- Supplied material
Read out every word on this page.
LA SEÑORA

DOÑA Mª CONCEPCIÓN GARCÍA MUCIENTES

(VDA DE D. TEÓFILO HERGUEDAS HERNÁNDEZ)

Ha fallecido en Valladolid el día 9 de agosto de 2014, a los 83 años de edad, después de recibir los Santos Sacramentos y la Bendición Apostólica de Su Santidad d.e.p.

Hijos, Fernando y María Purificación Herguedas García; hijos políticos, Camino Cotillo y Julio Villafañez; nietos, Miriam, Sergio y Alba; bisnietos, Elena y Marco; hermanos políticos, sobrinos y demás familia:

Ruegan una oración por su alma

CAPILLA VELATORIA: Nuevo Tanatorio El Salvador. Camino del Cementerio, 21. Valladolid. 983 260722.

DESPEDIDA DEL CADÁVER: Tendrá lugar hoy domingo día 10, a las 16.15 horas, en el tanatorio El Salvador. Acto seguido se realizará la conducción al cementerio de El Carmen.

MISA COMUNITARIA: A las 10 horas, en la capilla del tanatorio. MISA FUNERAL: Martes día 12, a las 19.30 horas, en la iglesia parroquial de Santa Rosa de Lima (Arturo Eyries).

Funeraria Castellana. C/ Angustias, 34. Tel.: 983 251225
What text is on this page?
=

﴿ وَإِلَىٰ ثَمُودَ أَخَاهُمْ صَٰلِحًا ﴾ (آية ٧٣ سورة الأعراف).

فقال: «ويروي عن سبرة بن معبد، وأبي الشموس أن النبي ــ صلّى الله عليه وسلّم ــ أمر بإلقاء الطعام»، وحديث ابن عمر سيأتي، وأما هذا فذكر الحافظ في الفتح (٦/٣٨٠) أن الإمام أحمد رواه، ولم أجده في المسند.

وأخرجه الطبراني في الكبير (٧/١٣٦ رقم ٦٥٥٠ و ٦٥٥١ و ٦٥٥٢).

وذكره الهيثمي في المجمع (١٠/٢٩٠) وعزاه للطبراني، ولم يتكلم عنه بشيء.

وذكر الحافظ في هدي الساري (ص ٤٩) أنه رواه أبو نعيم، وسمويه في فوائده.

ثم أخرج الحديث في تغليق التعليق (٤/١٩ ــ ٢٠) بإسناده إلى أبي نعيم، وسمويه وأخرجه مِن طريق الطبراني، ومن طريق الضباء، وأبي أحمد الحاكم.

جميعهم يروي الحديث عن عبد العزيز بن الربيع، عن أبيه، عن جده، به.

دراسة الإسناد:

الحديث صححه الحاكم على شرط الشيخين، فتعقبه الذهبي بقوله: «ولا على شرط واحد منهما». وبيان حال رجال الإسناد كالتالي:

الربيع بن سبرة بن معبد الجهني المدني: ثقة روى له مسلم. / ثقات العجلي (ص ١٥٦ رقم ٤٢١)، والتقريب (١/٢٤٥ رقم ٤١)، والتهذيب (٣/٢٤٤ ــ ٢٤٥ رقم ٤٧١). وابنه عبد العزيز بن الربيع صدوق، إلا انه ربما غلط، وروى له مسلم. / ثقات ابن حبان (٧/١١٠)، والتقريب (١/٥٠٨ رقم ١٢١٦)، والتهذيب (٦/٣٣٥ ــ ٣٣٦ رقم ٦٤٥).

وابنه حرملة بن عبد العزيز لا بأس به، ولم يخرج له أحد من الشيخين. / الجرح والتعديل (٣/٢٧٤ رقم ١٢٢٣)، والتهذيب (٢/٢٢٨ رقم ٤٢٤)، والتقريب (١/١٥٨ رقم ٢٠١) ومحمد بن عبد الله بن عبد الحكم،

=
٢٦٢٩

- What to produce
From the data above, show each line that contains "الحافظ".

- Output below
فقال: «ويروي عن سبرة بن معبد، وأبي الشموس أن النبي ــ صلّى الله عليه وسلّم ــ أمر بإلقاء الطعام»، وحديث ابن عمر سيأتي، وأما هذا فذكر الحافظ في الفتح (٦/٣٨٠) أن الإمام أحمد رواه، ولم أجده في المسند.
وذكر الحافظ في هدي الساري (ص ٤٩) أنه رواه أبو نعيم، وسمويه في فوائده.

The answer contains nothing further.